■ **STATED TASK**: Below is the data. Give it again, complete and exact.

──────── MATERIAL PROVIDED ────────

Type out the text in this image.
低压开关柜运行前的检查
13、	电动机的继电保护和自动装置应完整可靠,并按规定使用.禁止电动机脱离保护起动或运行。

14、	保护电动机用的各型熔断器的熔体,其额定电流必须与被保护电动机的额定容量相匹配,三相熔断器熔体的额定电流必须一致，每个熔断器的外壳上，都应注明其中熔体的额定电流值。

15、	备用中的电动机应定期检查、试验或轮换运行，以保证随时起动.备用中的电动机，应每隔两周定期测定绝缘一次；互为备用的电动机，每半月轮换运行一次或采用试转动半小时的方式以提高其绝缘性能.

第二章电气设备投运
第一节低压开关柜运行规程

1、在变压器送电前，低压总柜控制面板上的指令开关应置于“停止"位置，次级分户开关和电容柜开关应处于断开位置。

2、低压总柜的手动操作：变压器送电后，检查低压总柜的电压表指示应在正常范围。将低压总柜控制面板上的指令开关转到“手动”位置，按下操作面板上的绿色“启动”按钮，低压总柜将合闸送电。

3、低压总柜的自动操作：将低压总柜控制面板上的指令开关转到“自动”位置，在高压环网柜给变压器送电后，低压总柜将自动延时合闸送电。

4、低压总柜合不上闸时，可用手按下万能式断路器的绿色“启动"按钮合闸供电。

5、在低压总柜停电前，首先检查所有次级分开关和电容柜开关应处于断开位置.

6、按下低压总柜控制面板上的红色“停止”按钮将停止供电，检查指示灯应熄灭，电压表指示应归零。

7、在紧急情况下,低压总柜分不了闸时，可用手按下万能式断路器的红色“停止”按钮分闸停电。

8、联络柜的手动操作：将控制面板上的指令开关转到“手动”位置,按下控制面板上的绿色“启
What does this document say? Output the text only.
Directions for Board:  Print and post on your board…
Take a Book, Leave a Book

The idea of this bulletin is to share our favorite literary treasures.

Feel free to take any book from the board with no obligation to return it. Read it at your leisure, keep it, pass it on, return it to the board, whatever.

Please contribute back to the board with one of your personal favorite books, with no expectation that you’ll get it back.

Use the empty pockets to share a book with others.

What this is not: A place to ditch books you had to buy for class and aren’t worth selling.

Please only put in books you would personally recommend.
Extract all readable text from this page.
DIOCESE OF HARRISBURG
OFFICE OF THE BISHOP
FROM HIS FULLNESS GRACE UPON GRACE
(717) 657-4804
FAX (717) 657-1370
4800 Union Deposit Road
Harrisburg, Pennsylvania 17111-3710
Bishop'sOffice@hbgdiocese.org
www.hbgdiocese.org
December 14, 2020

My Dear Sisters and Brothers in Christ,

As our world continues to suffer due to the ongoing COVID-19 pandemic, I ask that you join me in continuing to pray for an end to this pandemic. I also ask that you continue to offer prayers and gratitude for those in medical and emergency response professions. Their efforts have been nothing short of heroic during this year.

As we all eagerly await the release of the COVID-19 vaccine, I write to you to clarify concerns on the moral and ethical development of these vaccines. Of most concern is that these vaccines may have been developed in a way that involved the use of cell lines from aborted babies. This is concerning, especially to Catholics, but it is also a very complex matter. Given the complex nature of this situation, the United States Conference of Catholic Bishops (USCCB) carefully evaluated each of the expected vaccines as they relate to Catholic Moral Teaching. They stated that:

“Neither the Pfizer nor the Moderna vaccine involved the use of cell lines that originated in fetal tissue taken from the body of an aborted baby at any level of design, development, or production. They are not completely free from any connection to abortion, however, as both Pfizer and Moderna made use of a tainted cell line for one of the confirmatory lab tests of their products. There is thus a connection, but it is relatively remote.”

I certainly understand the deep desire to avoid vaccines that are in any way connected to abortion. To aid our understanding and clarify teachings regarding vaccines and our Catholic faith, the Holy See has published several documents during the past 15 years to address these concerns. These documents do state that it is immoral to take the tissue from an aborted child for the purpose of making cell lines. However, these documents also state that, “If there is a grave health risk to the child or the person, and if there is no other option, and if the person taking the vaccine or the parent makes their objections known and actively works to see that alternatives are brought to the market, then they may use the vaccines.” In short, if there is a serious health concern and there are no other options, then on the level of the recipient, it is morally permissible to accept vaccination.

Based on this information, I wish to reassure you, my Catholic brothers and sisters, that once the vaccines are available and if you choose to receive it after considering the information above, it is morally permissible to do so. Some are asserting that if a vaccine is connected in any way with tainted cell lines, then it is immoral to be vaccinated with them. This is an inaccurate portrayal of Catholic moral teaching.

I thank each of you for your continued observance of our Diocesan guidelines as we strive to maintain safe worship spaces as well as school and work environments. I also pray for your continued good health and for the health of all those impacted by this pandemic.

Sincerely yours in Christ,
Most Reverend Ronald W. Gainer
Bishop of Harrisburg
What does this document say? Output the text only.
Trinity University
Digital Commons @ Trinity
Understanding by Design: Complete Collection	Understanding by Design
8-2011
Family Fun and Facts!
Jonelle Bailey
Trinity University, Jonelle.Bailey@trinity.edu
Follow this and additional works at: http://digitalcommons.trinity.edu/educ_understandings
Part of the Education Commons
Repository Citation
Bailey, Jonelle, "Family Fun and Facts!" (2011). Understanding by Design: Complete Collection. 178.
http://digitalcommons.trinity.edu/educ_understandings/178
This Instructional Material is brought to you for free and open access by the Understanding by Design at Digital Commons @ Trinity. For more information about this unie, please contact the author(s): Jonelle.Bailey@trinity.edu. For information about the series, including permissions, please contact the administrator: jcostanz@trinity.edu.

────────

■ **RESPONSE TO THIS EXERCISE**:
Type out the text in this image.
低压开关柜运行前的检查
13、	电动机的继电保护和自动装置应完整可靠,并按规定使用.禁止电动机脱离保护起动或运行。

14、	保护电动机用的各型熔断器的熔体,其额定电流必须与被保护电动机的额定容量相匹配,三相熔断器熔体的额定电流必须一致，每个熔断器的外壳上，都应注明其中熔体的额定电流值。

15、	备用中的电动机应定期检查、试验或轮换运行，以保证随时起动.备用中的电动机，应每隔两周定期测定绝缘一次；互为备用的电动机，每半月轮换运行一次或采用试转动半小时的方式以提高其绝缘性能.

第二章电气设备投运
第一节低压开关柜运行规程

1、在变压器送电前，低压总柜控制面板上的指令开关应置于“停止"位置，次级分户开关和电容柜开关应处于断开位置。

2、低压总柜的手动操作：变压器送电后，检查低压总柜的电压表指示应在正常范围。将低压总柜控制面板上的指令开关转到“手动”位置，按下操作面板上的绿色“启动”按钮，低压总柜将合闸送电。

3、低压总柜的自动操作：将低压总柜控制面板上的指令开关转到“自动”位置，在高压环网柜给变压器送电后，低压总柜将自动延时合闸送电。

4、低压总柜合不上闸时，可用手按下万能式断路器的绿色“启动"按钮合闸供电。

5、在低压总柜停电前，首先检查所有次级分开关和电容柜开关应处于断开位置.

6、按下低压总柜控制面板上的红色“停止”按钮将停止供电，检查指示灯应熄灭，电压表指示应归零。

7、在紧急情况下,低压总柜分不了闸时，可用手按下万能式断路器的红色“停止”按钮分闸停电。

8、联络柜的手动操作：将控制面板上的指令开关转到“手动”位置,按下控制面板上的绿色“启
What does this document say? Output the text only.
Directions for Board:  Print and post on your board…
Take a Book, Leave a Book

The idea of this bulletin is to share our favorite literary treasures.

Feel free to take any book from the board with no obligation to return it. Read it at your leisure, keep it, pass it on, return it to the board, whatever.

Please contribute back to the board with one of your personal favorite books, with no expectation that you’ll get it back.

Use the empty pockets to share a book with others.

What this is not: A place to ditch books you had to buy for class and aren’t worth selling.

Please only put in books you would personally recommend.
Extract all readable text from this page.
DIOCESE OF HARRISBURG
OFFICE OF THE BISHOP
FROM HIS FULLNESS GRACE UPON GRACE
(717) 657-4804
FAX (717) 657-1370
4800 Union Deposit Road
Harrisburg, Pennsylvania 17111-3710
Bishop'sOffice@hbgdiocese.org
www.hbgdiocese.org
December 14, 2020

My Dear Sisters and Brothers in Christ,

As our world continues to suffer due to the ongoing COVID-19 pandemic, I ask that you join me in continuing to pray for an end to this pandemic. I also ask that you continue to offer prayers and gratitude for those in medical and emergency response professions. Their efforts have been nothing short of heroic during this year.

As we all eagerly await the release of the COVID-19 vaccine, I write to you to clarify concerns on the moral and ethical development of these vaccines. Of most concern is that these vaccines may have been developed in a way that involved the use of cell lines from aborted babies. This is concerning, especially to Catholics, but it is also a very complex matter. Given the complex nature of this situation, the United States Conference of Catholic Bishops (USCCB) carefully evaluated each of the expected vaccines as they relate to Catholic Moral Teaching. They stated that:

“Neither the Pfizer nor the Moderna vaccine involved the use of cell lines that originated in fetal tissue taken from the body of an aborted baby at any level of design, development, or production. They are not completely free from any connection to abortion, however, as both Pfizer and Moderna made use of a tainted cell line for one of the confirmatory lab tests of their products. There is thus a connection, but it is relatively remote.”

I certainly understand the deep desire to avoid vaccines that are in any way connected to abortion. To aid our understanding and clarify teachings regarding vaccines and our Catholic faith, the Holy See has published several documents during the past 15 years to address these concerns. These documents do state that it is immoral to take the tissue from an aborted child for the purpose of making cell lines. However, these documents also state that, “If there is a grave health risk to the child or the person, and if there is no other option, and if the person taking the vaccine or the parent makes their objections known and actively works to see that alternatives are brought to the market, then they may use the vaccines.” In short, if there is a serious health concern and there are no other options, then on the level of the recipient, it is morally permissible to accept vaccination.

Based on this information, I wish to reassure you, my Catholic brothers and sisters, that once the vaccines are available and if you choose to receive it after considering the information above, it is morally permissible to do so. Some are asserting that if a vaccine is connected in any way with tainted cell lines, then it is immoral to be vaccinated with them. This is an inaccurate portrayal of Catholic moral teaching.

I thank each of you for your continued observance of our Diocesan guidelines as we strive to maintain safe worship spaces as well as school and work environments. I also pray for your continued good health and for the health of all those impacted by this pandemic.

Sincerely yours in Christ,
Most Reverend Ronald W. Gainer
Bishop of Harrisburg
What does this document say? Output the text only.
Trinity University
Digital Commons @ Trinity
Understanding by Design: Complete Collection	Understanding by Design
8-2011
Family Fun and Facts!
Jonelle Bailey
Trinity University, Jonelle.Bailey@trinity.edu
Follow this and additional works at: http://digitalcommons.trinity.edu/educ_understandings
Part of the Education Commons
Repository Citation
Bailey, Jonelle, "Family Fun and Facts!" (2011). Understanding by Design: Complete Collection. 178.
http://digitalcommons.trinity.edu/educ_understandings/178
This Instructional Material is brought to you for free and open access by the Understanding by Design at Digital Commons @ Trinity. For more information about this unie, please contact the author(s): Jonelle.Bailey@trinity.edu. For information about the series, including permissions, please contact the administrator: jcostanz@trinity.edu.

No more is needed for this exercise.